## Your objective:
Write out all the data again, exactly as it stands.

## Dataset extract:
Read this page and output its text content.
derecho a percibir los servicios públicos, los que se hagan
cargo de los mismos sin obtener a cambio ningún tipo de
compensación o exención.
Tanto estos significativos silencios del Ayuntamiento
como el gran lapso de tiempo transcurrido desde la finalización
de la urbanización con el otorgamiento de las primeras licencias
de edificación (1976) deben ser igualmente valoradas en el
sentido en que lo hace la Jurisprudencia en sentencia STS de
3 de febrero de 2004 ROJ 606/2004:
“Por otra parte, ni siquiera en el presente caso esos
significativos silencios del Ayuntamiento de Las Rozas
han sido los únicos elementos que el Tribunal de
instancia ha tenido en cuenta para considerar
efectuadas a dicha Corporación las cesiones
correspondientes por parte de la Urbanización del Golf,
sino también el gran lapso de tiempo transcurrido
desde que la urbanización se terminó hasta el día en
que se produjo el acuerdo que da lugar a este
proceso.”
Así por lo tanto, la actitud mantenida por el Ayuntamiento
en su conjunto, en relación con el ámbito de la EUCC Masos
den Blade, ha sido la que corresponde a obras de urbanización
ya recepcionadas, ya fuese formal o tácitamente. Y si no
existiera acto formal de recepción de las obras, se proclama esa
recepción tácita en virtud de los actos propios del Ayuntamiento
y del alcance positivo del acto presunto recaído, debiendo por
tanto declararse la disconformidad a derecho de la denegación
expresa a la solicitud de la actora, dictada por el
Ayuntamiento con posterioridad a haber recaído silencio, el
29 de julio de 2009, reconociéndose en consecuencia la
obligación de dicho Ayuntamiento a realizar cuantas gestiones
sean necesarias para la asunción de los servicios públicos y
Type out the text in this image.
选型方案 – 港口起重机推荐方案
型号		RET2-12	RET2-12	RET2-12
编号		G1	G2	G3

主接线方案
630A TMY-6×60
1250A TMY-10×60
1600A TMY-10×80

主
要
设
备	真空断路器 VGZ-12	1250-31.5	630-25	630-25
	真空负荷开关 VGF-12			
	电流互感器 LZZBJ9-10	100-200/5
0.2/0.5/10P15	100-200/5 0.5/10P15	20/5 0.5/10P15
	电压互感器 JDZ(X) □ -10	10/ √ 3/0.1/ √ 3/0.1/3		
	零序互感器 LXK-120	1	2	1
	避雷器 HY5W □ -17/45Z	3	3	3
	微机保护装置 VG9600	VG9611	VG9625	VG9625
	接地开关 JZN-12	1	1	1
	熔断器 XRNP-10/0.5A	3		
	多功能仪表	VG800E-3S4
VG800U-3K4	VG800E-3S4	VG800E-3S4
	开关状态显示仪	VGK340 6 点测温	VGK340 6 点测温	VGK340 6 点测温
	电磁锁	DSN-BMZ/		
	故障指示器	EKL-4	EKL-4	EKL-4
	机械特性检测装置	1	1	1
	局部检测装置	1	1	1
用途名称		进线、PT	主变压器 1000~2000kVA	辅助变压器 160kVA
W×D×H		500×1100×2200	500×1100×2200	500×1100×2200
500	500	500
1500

## Worked answer:
Read this page and output its text content.
derecho a percibir los servicios públicos, los que se hagan
cargo de los mismos sin obtener a cambio ningún tipo de
compensación o exención.
Tanto estos significativos silencios del Ayuntamiento
como el gran lapso de tiempo transcurrido desde la finalización
de la urbanización con el otorgamiento de las primeras licencias
de edificación (1976) deben ser igualmente valoradas en el
sentido en que lo hace la Jurisprudencia en sentencia STS de
3 de febrero de 2004 ROJ 606/2004:
“Por otra parte, ni siquiera en el presente caso esos
significativos silencios del Ayuntamiento de Las Rozas
han sido los únicos elementos que el Tribunal de
instancia ha tenido en cuenta para considerar
efectuadas a dicha Corporación las cesiones
correspondientes por parte de la Urbanización del Golf,
sino también el gran lapso de tiempo transcurrido
desde que la urbanización se terminó hasta el día en
que se produjo el acuerdo que da lugar a este
proceso.”
Así por lo tanto, la actitud mantenida por el Ayuntamiento
en su conjunto, en relación con el ámbito de la EUCC Masos
den Blade, ha sido la que corresponde a obras de urbanización
ya recepcionadas, ya fuese formal o tácitamente. Y si no
existiera acto formal de recepción de las obras, se proclama esa
recepción tácita en virtud de los actos propios del Ayuntamiento
y del alcance positivo del acto presunto recaído, debiendo por
tanto declararse la disconformidad a derecho de la denegación
expresa a la solicitud de la actora, dictada por el
Ayuntamiento con posterioridad a haber recaído silencio, el
29 de julio de 2009, reconociéndose en consecuencia la
obligación de dicho Ayuntamiento a realizar cuantas gestiones
sean necesarias para la asunción de los servicios públicos y
Type out the text in this image.
选型方案 – 港口起重机推荐方案
型号		RET2-12	RET2-12	RET2-12
编号		G1	G2	G3

主接线方案
630A TMY-6×60
1250A TMY-10×60
1600A TMY-10×80

主
要
设
备	真空断路器 VGZ-12	1250-31.5	630-25	630-25
	真空负荷开关 VGF-12			
	电流互感器 LZZBJ9-10	100-200/5
0.2/0.5/10P15	100-200/5 0.5/10P15	20/5 0.5/10P15
	电压互感器 JDZ(X) □ -10	10/ √ 3/0.1/ √ 3/0.1/3		
	零序互感器 LXK-120	1	2	1
	避雷器 HY5W □ -17/45Z	3	3	3
	微机保护装置 VG9600	VG9611	VG9625	VG9625
	接地开关 JZN-12	1	1	1
	熔断器 XRNP-10/0.5A	3		
	多功能仪表	VG800E-3S4
VG800U-3K4	VG800E-3S4	VG800E-3S4
	开关状态显示仪	VGK340 6 点测温	VGK340 6 点测温	VGK340 6 点测温
	电磁锁	DSN-BMZ/		
	故障指示器	EKL-4	EKL-4	EKL-4
	机械特性检测装置	1	1	1
	局部检测装置	1	1	1
用途名称		进线、PT	主变压器 1000~2000kVA	辅助变压器 160kVA
W×D×H		500×1100×2200	500×1100×2200	500×1100×2200
500	500	500
1500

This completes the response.